-- Start Dataset excerpts --
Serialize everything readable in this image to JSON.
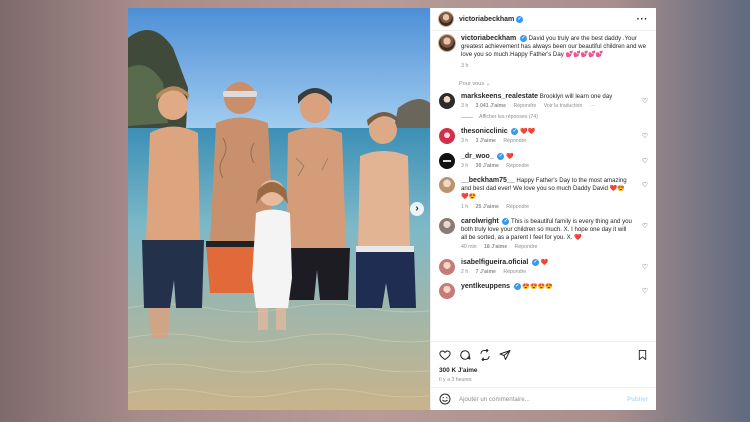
{
  "post": {
    "account": "victoriabeckham",
    "caption": "David you truly are the best daddy .Your greatest achievement has always been our beautiful children and we love you so much.Happy Father's Day 💕💕💕💕💕",
    "caption_time": "3 h",
    "section_label": "Pour vous",
    "likes": "300 K J'aime",
    "posted_ago": "Il y a 3 heures",
    "add_comment_placeholder": "Ajouter un commentaire...",
    "publish_label": "Publier"
  },
  "comments": [
    {
      "user": "markskeens_realestate",
      "verified": false,
      "text": "Brooklyn will learn one day",
      "time": "3 h",
      "likes": "3 041 J'aime",
      "reply": "Répondre",
      "translate": "Voir la traduction",
      "more": "···",
      "avatar": "dark"
    },
    {
      "user": "thesonicclinic",
      "verified": true,
      "text": "❤️❤️",
      "time": "3 h",
      "likes": "3 J'aime",
      "reply": "Répondre",
      "avatar": "red"
    },
    {
      "user": "_dr_woo_",
      "verified": true,
      "text": "❤️",
      "time": "3 h",
      "likes": "30 J'aime",
      "reply": "Répondre",
      "avatar": "black"
    },
    {
      "user": "__beckham75__",
      "verified": false,
      "text": "Happy Father's Day to the most amazing and best dad ever! We love you so much Daddy David ❤️😍❤️😍",
      "time": "1 h",
      "likes": "25 J'aime",
      "reply": "Répondre",
      "avatar": "tan"
    },
    {
      "user": "carolwright",
      "verified": true,
      "text": "This is beautiful family is every thing and you both truly love your children so much. X. I hope one day it will all be sorted, as a parent I feel for you. X. ❤️",
      "time": "40 min",
      "likes": "18 J'aime",
      "reply": "Répondre",
      "avatar": "gray"
    },
    {
      "user": "isabelfigueira.oficial",
      "verified": true,
      "text": "❤️",
      "time": "2 h",
      "likes": "7 J'aime",
      "reply": "Répondre",
      "avatar": "pink"
    },
    {
      "user": "yentlkeuppens",
      "verified": true,
      "text": "😍😍😍😍",
      "time": "",
      "likes": "",
      "reply": "",
      "avatar": "pink"
    }
  ],
  "view_replies": "Afficher les réponses (74)",
  "icons": [
    "heart-icon",
    "comment-icon",
    "share-icon",
    "send-icon",
    "bookmark-icon",
    "emoji-icon",
    "more-icon"
  ],
  "colors": {
    "accent": "#3897f0",
    "publish": "#b2dffc",
    "like_red": "#ed4956"
  }
}
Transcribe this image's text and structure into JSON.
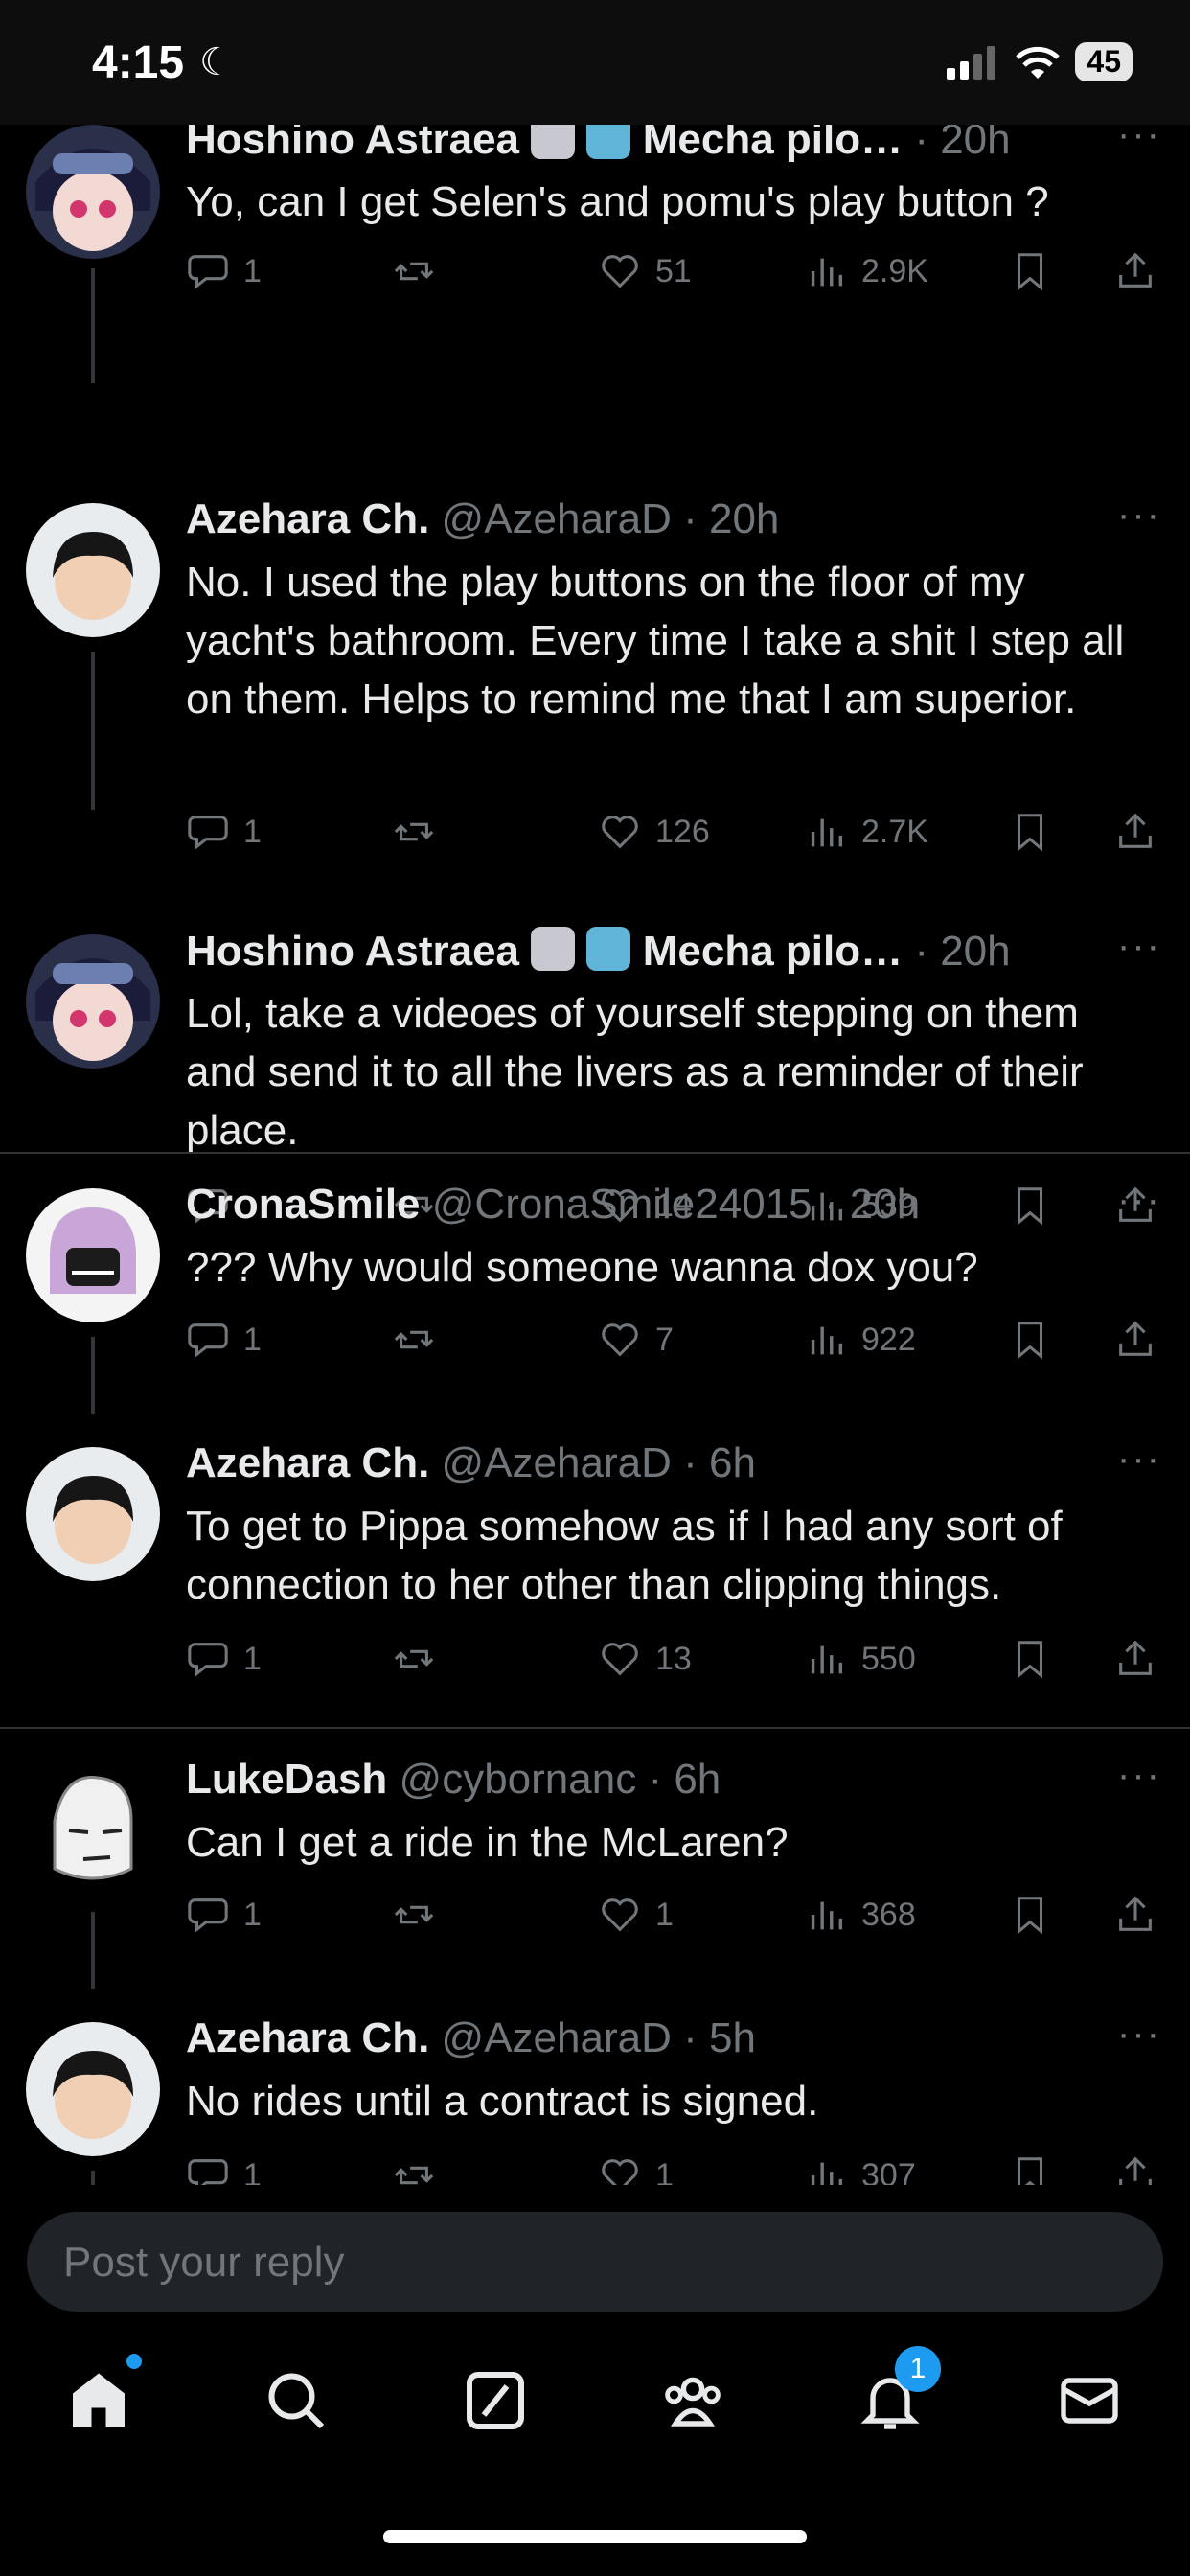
{
  "status_bar": {
    "time": "4:15",
    "battery": "45"
  },
  "tweets": [
    {
      "name": "Hoshino Astraea",
      "name_suffix": "Mecha pilo…",
      "handle": "",
      "time": "· 20h",
      "text": "Yo, can I  get Selen's and pomu's play button ?",
      "replies": "1",
      "reposts": "",
      "likes": "51",
      "views": "2.9K"
    },
    {
      "name": "Azehara Ch.",
      "name_suffix": "",
      "handle": "@AzeharaD",
      "time": "· 20h",
      "text": "No.  I used the play buttons on the floor of my yacht's bathroom.  Every time I take a shit I step all on them.  Helps to remind me that I am superior.",
      "replies": "1",
      "reposts": "",
      "likes": "126",
      "views": "2.7K"
    },
    {
      "name": "Hoshino Astraea",
      "name_suffix": "Mecha pilo…",
      "handle": "",
      "time": "· 20h",
      "text": "Lol, take a videoes of yourself stepping on them and send it to all the livers as a reminder of their place.",
      "replies": "",
      "reposts": "",
      "likes": "14",
      "views": "539"
    },
    {
      "name": "CronaSmile",
      "name_suffix": "",
      "handle": "@CronaSmile24015",
      "time": "· 20h",
      "text": "??? Why would someone wanna dox you?",
      "replies": "1",
      "reposts": "",
      "likes": "7",
      "views": "922"
    },
    {
      "name": "Azehara Ch.",
      "name_suffix": "",
      "handle": "@AzeharaD",
      "time": "· 6h",
      "text": "To get to Pippa somehow as if I had any sort of connection to her other than clipping things.",
      "replies": "1",
      "reposts": "",
      "likes": "13",
      "views": "550"
    },
    {
      "name": "LukeDash",
      "name_suffix": "",
      "handle": "@cybornanc",
      "time": "· 6h",
      "text": "Can I get a ride in the McLaren?",
      "replies": "1",
      "reposts": "",
      "likes": "1",
      "views": "368"
    },
    {
      "name": "Azehara Ch.",
      "name_suffix": "",
      "handle": "@AzeharaD",
      "time": "· 5h",
      "text": "No rides until a contract is signed.",
      "replies": "1",
      "reposts": "",
      "likes": "1",
      "views": "307"
    }
  ],
  "reply": {
    "placeholder": "Post your reply"
  },
  "tabbar": {
    "notifications_badge": "1"
  },
  "colors": {
    "accent": "#1d9bf0",
    "muted": "#71767b",
    "text": "#e7e9ea",
    "background": "#000000"
  },
  "icons": [
    "home-icon",
    "search-icon",
    "grok-icon",
    "communities-icon",
    "bell-icon",
    "mail-icon",
    "reply-icon",
    "repost-icon",
    "like-icon",
    "views-icon",
    "bookmark-icon",
    "share-icon"
  ]
}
-- End Dataset excerpts --
What the exercise asks:
Which lines contain "children"? Copy each of them.

Response for this exercise:
    "caption": "David you truly are the best daddy .Your greatest achievement has always been our beautiful children and we love you so much.Happy Father's Day 💕💕💕💕💕",
      "text": "This is beautiful family is every thing and you both truly love your children so much. X. I hope one day it will all be sorted, as a parent I feel for you. X. ❤️",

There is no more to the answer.